* TASK INSTRUCTIONS
Without the pictures, output the records below word for word.

•••••

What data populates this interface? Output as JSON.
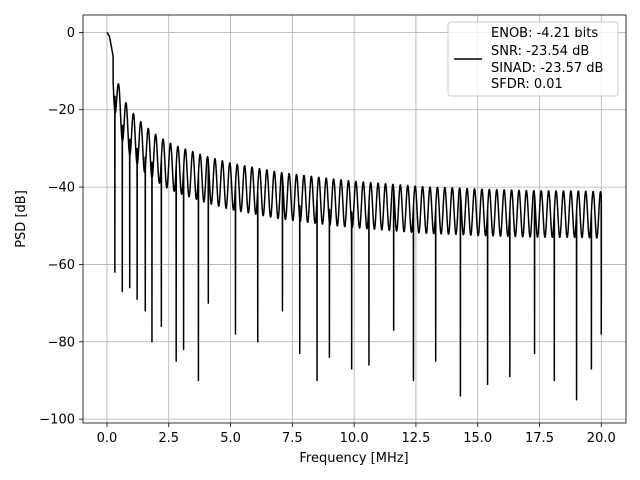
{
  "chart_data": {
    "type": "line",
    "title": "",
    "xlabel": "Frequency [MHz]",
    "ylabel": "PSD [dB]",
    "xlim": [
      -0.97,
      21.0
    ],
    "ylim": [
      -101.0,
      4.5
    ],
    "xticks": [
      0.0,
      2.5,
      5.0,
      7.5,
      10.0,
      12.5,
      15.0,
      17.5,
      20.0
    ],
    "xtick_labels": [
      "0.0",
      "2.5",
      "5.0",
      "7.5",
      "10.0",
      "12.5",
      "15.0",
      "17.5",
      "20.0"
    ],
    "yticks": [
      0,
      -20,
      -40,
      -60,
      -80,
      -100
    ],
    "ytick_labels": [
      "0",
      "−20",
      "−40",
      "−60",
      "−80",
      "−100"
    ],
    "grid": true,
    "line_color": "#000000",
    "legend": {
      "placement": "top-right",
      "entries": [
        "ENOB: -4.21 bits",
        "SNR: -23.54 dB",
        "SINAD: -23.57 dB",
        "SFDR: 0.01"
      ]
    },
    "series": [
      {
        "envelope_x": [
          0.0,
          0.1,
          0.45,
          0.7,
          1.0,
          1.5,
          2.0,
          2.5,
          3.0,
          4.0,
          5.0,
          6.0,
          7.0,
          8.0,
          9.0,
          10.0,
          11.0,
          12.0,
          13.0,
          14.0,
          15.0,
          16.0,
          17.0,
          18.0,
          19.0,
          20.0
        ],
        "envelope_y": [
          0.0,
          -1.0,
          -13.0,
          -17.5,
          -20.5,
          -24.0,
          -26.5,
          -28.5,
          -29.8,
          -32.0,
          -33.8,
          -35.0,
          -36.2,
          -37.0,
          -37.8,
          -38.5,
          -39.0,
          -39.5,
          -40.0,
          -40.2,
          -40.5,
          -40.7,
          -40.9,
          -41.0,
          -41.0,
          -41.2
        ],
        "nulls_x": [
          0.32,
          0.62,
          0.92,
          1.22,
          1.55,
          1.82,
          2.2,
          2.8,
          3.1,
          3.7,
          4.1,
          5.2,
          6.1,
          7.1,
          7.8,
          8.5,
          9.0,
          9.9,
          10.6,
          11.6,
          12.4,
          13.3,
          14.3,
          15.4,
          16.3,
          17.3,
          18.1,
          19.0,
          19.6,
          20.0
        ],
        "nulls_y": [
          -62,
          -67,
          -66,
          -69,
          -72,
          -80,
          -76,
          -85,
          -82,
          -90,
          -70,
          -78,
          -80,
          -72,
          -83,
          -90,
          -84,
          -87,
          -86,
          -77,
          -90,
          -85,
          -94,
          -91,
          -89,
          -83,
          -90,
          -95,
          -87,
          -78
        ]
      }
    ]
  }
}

•••••

* RESPONSE FOR THIS EXERCISE
What data populates this interface? Output as JSON.
{
  "chart_data": {
    "type": "line",
    "title": "",
    "xlabel": "Frequency [MHz]",
    "ylabel": "PSD [dB]",
    "xlim": [
      -0.97,
      21.0
    ],
    "ylim": [
      -101.0,
      4.5
    ],
    "xticks": [
      0.0,
      2.5,
      5.0,
      7.5,
      10.0,
      12.5,
      15.0,
      17.5,
      20.0
    ],
    "xtick_labels": [
      "0.0",
      "2.5",
      "5.0",
      "7.5",
      "10.0",
      "12.5",
      "15.0",
      "17.5",
      "20.0"
    ],
    "yticks": [
      0,
      -20,
      -40,
      -60,
      -80,
      -100
    ],
    "ytick_labels": [
      "0",
      "−20",
      "−40",
      "−60",
      "−80",
      "−100"
    ],
    "grid": true,
    "line_color": "#000000",
    "legend": {
      "placement": "top-right",
      "entries": [
        "ENOB: -4.21 bits",
        "SNR: -23.54 dB",
        "SINAD: -23.57 dB",
        "SFDR: 0.01"
      ]
    },
    "series": [
      {
        "envelope_x": [
          0.0,
          0.1,
          0.45,
          0.7,
          1.0,
          1.5,
          2.0,
          2.5,
          3.0,
          4.0,
          5.0,
          6.0,
          7.0,
          8.0,
          9.0,
          10.0,
          11.0,
          12.0,
          13.0,
          14.0,
          15.0,
          16.0,
          17.0,
          18.0,
          19.0,
          20.0
        ],
        "envelope_y": [
          0.0,
          -1.0,
          -13.0,
          -17.5,
          -20.5,
          -24.0,
          -26.5,
          -28.5,
          -29.8,
          -32.0,
          -33.8,
          -35.0,
          -36.2,
          -37.0,
          -37.8,
          -38.5,
          -39.0,
          -39.5,
          -40.0,
          -40.2,
          -40.5,
          -40.7,
          -40.9,
          -41.0,
          -41.0,
          -41.2
        ],
        "nulls_x": [
          0.32,
          0.62,
          0.92,
          1.22,
          1.55,
          1.82,
          2.2,
          2.8,
          3.1,
          3.7,
          4.1,
          5.2,
          6.1,
          7.1,
          7.8,
          8.5,
          9.0,
          9.9,
          10.6,
          11.6,
          12.4,
          13.3,
          14.3,
          15.4,
          16.3,
          17.3,
          18.1,
          19.0,
          19.6,
          20.0
        ],
        "nulls_y": [
          -62,
          -67,
          -66,
          -69,
          -72,
          -80,
          -76,
          -85,
          -82,
          -90,
          -70,
          -78,
          -80,
          -72,
          -83,
          -90,
          -84,
          -87,
          -86,
          -77,
          -90,
          -85,
          -94,
          -91,
          -89,
          -83,
          -90,
          -95,
          -87,
          -78
        ]
      }
    ]
  }
}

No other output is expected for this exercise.